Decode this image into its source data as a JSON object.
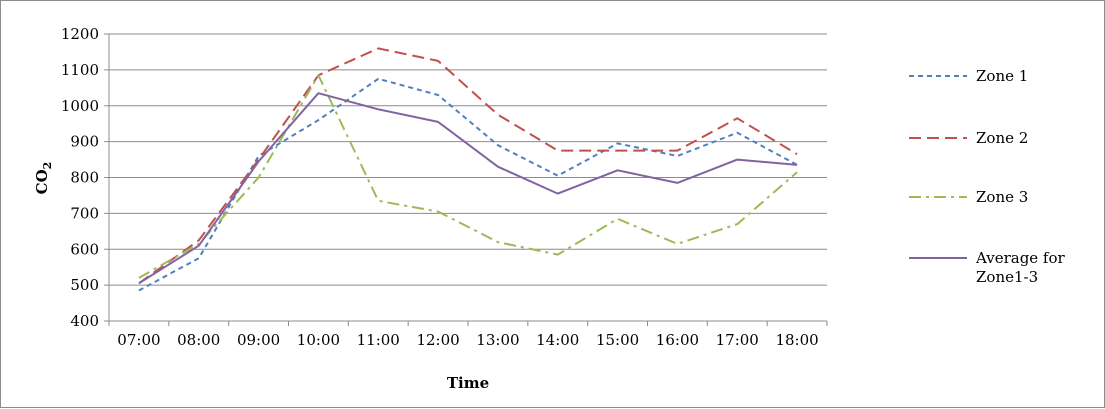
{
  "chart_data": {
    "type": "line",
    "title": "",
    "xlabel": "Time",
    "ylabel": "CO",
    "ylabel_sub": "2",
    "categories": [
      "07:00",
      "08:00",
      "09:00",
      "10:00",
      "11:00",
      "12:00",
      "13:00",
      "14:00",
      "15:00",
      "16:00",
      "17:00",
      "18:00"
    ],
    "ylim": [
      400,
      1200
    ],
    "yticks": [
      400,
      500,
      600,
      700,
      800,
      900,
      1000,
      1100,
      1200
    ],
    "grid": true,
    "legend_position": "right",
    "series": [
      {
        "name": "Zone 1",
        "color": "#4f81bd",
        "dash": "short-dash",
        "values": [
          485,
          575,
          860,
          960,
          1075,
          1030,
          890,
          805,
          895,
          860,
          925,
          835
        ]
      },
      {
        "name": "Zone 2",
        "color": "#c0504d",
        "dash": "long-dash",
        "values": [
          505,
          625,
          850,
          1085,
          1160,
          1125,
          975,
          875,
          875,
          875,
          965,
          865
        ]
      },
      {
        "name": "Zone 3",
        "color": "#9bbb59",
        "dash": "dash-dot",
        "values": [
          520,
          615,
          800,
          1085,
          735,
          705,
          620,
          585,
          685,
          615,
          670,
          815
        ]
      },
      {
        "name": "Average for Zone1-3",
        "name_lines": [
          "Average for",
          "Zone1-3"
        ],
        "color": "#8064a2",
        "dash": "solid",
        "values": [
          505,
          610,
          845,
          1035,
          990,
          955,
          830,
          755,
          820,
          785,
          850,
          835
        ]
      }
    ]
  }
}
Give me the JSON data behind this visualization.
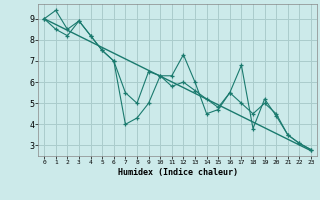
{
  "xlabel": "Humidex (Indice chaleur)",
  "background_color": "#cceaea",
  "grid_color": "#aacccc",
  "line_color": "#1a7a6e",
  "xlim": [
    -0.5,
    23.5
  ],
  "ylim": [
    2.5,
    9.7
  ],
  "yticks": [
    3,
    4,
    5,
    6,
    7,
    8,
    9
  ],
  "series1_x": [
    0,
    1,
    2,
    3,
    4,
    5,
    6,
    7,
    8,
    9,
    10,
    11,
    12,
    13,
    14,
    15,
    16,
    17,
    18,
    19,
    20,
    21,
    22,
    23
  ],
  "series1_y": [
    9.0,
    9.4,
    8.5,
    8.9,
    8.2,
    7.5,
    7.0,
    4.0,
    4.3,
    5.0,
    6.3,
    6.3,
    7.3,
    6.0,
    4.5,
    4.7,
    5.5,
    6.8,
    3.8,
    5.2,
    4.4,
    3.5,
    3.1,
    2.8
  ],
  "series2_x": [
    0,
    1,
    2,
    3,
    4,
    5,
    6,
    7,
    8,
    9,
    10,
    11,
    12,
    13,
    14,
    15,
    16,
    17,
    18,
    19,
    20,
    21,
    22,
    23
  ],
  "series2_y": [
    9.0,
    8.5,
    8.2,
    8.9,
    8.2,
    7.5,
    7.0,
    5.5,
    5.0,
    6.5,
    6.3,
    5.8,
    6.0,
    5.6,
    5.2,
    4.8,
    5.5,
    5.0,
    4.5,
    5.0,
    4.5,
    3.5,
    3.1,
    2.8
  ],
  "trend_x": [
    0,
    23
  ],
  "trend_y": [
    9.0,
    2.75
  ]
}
§
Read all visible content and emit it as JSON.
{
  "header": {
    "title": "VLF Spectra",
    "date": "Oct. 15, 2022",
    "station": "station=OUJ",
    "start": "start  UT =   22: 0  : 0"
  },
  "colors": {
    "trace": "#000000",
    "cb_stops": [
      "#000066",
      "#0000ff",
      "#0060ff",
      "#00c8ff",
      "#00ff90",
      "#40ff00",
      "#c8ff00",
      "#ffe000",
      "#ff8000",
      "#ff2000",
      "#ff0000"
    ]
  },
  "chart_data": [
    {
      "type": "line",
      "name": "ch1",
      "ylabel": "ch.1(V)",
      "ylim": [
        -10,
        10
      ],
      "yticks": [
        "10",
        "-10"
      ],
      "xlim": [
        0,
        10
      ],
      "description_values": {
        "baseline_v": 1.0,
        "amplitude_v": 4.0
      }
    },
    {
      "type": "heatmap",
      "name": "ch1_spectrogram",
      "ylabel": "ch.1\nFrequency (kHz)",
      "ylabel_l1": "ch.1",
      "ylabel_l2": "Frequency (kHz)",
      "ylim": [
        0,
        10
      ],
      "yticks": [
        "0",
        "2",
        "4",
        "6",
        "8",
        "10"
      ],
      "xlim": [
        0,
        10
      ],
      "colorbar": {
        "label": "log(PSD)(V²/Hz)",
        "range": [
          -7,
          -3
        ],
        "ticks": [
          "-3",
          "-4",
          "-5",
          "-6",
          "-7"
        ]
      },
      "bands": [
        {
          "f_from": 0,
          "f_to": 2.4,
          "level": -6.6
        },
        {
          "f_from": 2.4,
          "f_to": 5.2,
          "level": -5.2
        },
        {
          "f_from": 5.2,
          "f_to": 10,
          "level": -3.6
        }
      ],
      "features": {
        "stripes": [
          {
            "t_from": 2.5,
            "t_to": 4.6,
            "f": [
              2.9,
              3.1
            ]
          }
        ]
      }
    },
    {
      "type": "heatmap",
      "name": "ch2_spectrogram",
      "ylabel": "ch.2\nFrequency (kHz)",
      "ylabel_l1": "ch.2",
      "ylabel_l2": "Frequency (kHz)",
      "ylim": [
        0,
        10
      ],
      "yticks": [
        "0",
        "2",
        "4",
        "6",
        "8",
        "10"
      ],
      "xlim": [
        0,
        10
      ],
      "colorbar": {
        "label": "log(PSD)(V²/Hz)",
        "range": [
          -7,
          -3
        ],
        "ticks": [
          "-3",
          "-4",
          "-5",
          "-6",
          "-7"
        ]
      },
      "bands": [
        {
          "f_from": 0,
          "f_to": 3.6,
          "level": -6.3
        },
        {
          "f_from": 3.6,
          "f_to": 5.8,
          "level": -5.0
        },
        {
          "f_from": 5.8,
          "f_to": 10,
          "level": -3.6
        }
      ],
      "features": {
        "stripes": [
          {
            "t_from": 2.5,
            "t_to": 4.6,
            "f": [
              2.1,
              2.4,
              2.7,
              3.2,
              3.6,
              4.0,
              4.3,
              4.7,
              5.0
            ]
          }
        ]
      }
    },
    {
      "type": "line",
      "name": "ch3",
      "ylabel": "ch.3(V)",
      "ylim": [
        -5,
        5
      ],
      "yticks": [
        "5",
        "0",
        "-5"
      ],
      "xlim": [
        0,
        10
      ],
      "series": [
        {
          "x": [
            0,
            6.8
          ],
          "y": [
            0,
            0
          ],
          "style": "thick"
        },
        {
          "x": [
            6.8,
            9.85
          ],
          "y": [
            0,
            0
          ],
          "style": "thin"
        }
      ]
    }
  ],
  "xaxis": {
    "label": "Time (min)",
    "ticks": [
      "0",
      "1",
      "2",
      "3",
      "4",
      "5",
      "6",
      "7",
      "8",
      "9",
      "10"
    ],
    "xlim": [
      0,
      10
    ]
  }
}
§
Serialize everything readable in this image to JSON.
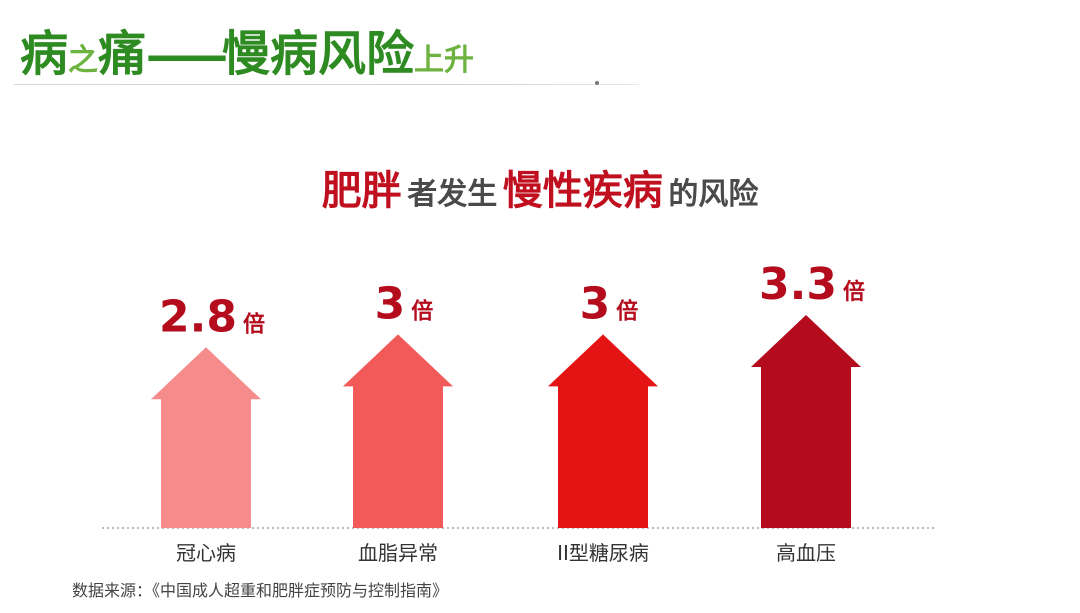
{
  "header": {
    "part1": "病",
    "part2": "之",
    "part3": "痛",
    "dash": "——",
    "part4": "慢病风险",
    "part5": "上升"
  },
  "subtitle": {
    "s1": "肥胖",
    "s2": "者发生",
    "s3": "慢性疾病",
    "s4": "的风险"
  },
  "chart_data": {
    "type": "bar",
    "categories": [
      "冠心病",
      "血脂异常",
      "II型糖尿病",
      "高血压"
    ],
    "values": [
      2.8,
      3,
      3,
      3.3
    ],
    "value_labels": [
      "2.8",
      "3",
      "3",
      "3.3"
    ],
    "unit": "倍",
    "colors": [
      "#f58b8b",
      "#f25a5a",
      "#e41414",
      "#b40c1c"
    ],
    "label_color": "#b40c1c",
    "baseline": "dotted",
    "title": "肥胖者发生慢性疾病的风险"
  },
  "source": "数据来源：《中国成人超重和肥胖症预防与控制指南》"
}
§
Instructions for the task -> In the listing above, count each line that holds the string "JSON". Give the number only.

Reply to the exercise -> 4